=== DATA PROVIDED ===
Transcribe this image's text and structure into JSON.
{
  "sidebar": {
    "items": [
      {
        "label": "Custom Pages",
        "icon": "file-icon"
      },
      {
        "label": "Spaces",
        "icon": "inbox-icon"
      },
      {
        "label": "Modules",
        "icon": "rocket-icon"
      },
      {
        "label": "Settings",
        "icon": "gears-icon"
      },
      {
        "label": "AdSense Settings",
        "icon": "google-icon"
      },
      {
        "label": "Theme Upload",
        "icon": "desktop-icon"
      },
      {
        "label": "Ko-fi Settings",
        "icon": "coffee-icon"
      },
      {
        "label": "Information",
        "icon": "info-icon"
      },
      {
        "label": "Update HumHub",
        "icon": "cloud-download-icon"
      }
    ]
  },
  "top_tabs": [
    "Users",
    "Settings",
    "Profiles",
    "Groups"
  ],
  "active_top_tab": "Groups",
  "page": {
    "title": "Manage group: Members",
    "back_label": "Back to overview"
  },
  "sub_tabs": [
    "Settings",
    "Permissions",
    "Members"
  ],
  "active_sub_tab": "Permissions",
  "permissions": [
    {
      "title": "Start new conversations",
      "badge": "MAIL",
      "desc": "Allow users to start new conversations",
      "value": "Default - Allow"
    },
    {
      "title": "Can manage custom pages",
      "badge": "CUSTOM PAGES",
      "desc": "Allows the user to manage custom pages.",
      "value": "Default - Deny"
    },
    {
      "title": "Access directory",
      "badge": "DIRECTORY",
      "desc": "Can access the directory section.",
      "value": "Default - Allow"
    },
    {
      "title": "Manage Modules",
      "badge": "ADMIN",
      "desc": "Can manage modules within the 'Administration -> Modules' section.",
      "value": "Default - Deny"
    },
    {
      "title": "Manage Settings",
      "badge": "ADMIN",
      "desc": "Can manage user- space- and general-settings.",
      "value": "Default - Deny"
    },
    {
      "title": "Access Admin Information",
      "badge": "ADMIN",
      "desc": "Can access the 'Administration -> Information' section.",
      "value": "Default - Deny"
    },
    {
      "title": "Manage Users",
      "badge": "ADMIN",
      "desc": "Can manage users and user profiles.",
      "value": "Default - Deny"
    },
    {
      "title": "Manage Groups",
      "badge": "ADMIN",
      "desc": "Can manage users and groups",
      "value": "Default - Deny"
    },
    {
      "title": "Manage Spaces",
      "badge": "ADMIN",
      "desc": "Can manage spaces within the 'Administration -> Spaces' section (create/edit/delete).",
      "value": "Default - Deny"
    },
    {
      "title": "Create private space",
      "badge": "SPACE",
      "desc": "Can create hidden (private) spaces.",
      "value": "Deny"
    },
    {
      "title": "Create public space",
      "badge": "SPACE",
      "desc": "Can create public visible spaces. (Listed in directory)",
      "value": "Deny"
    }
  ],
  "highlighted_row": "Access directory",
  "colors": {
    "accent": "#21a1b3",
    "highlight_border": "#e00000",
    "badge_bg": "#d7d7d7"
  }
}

=== AIM OF THE TASK ===
Go through the listing and copy all of it exactly.

=== EXERCISE RESPONSE ===
Transcribe this image's text and structure into JSON.
{
  "sidebar": {
    "items": [
      {
        "label": "Custom Pages",
        "icon": "file-icon"
      },
      {
        "label": "Spaces",
        "icon": "inbox-icon"
      },
      {
        "label": "Modules",
        "icon": "rocket-icon"
      },
      {
        "label": "Settings",
        "icon": "gears-icon"
      },
      {
        "label": "AdSense Settings",
        "icon": "google-icon"
      },
      {
        "label": "Theme Upload",
        "icon": "desktop-icon"
      },
      {
        "label": "Ko-fi Settings",
        "icon": "coffee-icon"
      },
      {
        "label": "Information",
        "icon": "info-icon"
      },
      {
        "label": "Update HumHub",
        "icon": "cloud-download-icon"
      }
    ]
  },
  "top_tabs": [
    "Users",
    "Settings",
    "Profiles",
    "Groups"
  ],
  "active_top_tab": "Groups",
  "page": {
    "title": "Manage group: Members",
    "back_label": "Back to overview"
  },
  "sub_tabs": [
    "Settings",
    "Permissions",
    "Members"
  ],
  "active_sub_tab": "Permissions",
  "permissions": [
    {
      "title": "Start new conversations",
      "badge": "MAIL",
      "desc": "Allow users to start new conversations",
      "value": "Default - Allow"
    },
    {
      "title": "Can manage custom pages",
      "badge": "CUSTOM PAGES",
      "desc": "Allows the user to manage custom pages.",
      "value": "Default - Deny"
    },
    {
      "title": "Access directory",
      "badge": "DIRECTORY",
      "desc": "Can access the directory section.",
      "value": "Default - Allow"
    },
    {
      "title": "Manage Modules",
      "badge": "ADMIN",
      "desc": "Can manage modules within the 'Administration -> Modules' section.",
      "value": "Default - Deny"
    },
    {
      "title": "Manage Settings",
      "badge": "ADMIN",
      "desc": "Can manage user- space- and general-settings.",
      "value": "Default - Deny"
    },
    {
      "title": "Access Admin Information",
      "badge": "ADMIN",
      "desc": "Can access the 'Administration -> Information' section.",
      "value": "Default - Deny"
    },
    {
      "title": "Manage Users",
      "badge": "ADMIN",
      "desc": "Can manage users and user profiles.",
      "value": "Default - Deny"
    },
    {
      "title": "Manage Groups",
      "badge": "ADMIN",
      "desc": "Can manage users and groups",
      "value": "Default - Deny"
    },
    {
      "title": "Manage Spaces",
      "badge": "ADMIN",
      "desc": "Can manage spaces within the 'Administration -> Spaces' section (create/edit/delete).",
      "value": "Default - Deny"
    },
    {
      "title": "Create private space",
      "badge": "SPACE",
      "desc": "Can create hidden (private) spaces.",
      "value": "Deny"
    },
    {
      "title": "Create public space",
      "badge": "SPACE",
      "desc": "Can create public visible spaces. (Listed in directory)",
      "value": "Deny"
    }
  ],
  "highlighted_row": "Access directory",
  "colors": {
    "accent": "#21a1b3",
    "highlight_border": "#e00000",
    "badge_bg": "#d7d7d7"
  }
}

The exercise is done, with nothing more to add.